Dataset records
□ □ □
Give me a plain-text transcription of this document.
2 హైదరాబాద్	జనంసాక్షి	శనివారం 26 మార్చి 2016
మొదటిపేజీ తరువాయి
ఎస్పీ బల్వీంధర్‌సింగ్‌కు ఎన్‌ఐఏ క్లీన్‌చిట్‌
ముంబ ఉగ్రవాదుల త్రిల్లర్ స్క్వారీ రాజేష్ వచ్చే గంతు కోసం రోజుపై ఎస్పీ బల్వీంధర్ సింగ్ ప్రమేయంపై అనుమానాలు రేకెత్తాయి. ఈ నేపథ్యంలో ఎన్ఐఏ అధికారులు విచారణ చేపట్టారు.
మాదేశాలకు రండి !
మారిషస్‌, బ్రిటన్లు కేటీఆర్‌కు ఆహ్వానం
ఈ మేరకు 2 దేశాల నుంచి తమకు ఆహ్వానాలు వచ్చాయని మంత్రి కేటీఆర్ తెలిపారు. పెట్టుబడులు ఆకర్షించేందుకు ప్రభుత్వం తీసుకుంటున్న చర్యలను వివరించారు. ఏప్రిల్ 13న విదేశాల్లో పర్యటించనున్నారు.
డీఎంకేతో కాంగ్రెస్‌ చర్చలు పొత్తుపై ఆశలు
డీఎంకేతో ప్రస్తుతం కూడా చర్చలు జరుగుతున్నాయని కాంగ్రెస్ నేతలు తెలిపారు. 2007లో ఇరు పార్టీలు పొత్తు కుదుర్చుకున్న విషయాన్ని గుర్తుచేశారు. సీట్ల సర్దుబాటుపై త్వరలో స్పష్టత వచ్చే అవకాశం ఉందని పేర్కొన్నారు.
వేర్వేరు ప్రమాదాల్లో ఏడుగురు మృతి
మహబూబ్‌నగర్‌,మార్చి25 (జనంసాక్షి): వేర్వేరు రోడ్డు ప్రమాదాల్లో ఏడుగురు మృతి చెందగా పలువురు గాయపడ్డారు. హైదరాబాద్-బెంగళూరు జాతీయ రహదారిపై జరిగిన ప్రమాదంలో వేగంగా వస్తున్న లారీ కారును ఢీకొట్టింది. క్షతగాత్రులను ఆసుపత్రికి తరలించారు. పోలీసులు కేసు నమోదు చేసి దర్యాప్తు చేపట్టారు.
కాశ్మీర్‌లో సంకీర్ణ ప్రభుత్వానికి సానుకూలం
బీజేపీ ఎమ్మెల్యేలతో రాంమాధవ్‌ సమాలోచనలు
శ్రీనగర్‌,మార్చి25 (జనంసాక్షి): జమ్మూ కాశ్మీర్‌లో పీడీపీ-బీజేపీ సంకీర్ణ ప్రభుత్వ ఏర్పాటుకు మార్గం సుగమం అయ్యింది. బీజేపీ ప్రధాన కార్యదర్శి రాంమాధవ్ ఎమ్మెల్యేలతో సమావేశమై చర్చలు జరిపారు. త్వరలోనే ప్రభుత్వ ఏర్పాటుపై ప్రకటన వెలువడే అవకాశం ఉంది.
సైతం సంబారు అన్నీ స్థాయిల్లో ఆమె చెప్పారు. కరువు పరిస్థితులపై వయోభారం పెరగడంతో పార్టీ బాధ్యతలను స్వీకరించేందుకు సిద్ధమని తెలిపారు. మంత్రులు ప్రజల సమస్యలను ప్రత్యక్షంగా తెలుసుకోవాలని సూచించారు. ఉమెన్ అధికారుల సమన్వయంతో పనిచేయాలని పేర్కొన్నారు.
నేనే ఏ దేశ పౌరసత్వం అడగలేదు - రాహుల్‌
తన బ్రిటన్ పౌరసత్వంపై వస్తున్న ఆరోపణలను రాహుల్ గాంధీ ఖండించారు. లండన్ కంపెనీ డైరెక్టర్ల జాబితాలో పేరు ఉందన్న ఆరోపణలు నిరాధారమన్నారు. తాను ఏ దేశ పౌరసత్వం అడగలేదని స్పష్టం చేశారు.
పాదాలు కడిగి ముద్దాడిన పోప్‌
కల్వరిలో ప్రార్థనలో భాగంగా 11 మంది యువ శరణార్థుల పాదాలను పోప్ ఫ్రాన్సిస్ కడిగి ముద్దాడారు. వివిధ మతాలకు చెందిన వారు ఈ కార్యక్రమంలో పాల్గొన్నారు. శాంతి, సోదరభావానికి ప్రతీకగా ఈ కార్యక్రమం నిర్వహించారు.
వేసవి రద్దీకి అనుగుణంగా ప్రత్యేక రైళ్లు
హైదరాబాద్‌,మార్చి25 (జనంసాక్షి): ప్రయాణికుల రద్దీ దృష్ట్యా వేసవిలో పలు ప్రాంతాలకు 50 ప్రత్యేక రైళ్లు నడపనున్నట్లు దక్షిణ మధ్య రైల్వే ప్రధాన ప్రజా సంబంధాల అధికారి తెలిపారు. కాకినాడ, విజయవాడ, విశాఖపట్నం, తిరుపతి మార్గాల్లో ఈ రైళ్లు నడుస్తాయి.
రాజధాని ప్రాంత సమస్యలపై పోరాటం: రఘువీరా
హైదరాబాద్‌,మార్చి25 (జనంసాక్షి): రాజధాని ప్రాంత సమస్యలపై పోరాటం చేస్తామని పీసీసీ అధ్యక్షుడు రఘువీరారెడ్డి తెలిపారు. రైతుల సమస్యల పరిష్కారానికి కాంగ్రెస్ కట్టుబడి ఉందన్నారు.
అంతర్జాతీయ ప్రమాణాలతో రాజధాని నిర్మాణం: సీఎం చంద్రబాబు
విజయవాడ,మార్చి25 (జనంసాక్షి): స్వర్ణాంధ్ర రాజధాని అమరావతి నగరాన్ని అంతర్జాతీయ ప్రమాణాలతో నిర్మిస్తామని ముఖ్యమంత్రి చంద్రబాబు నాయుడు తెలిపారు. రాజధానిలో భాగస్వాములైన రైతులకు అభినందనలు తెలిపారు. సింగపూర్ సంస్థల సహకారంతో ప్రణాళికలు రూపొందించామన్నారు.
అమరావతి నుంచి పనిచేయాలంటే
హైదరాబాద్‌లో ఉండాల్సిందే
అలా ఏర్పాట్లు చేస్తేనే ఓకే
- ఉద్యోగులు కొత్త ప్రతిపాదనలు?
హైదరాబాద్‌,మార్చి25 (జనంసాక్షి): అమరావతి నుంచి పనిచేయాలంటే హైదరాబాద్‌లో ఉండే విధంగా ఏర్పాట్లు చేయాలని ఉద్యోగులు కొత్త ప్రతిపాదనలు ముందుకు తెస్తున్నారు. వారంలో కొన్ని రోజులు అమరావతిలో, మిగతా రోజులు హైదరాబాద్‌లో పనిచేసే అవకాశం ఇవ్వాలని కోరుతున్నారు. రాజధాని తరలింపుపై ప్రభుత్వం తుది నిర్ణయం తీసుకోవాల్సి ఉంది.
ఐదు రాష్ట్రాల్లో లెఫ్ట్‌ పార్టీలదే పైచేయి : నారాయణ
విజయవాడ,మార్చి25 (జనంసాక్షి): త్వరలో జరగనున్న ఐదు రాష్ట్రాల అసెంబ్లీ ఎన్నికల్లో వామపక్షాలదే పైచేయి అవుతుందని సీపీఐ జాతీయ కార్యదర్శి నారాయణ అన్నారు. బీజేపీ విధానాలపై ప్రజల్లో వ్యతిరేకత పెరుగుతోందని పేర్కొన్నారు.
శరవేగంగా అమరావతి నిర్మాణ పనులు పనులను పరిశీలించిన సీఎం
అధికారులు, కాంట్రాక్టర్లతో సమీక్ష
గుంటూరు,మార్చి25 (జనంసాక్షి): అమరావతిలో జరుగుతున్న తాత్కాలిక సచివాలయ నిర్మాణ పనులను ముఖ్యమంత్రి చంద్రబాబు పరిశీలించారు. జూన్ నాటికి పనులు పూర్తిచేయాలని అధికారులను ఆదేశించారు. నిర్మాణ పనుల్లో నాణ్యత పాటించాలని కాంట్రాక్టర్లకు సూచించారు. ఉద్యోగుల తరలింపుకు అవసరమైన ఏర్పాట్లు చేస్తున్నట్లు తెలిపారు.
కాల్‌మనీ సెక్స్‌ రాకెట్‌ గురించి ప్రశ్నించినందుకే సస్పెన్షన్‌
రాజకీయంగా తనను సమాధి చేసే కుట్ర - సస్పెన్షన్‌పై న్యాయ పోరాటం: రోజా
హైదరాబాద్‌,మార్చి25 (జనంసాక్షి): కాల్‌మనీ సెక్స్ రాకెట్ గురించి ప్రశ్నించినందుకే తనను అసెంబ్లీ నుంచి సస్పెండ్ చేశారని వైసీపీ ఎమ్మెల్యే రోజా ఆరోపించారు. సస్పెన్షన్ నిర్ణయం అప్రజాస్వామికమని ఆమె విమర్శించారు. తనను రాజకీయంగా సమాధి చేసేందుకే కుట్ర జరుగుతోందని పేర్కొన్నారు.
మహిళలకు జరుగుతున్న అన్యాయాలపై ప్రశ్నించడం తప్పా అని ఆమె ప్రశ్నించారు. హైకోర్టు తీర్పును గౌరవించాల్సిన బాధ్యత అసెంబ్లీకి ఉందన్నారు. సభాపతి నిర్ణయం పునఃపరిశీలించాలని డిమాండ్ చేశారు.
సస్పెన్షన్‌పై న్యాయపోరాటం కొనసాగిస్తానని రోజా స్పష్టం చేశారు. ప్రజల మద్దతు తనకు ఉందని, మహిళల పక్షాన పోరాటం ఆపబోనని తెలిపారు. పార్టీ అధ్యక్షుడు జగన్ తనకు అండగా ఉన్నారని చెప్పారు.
□ □ □
What is the number of lines holding the word "అడగల"? State it alone.

Exercise response: 2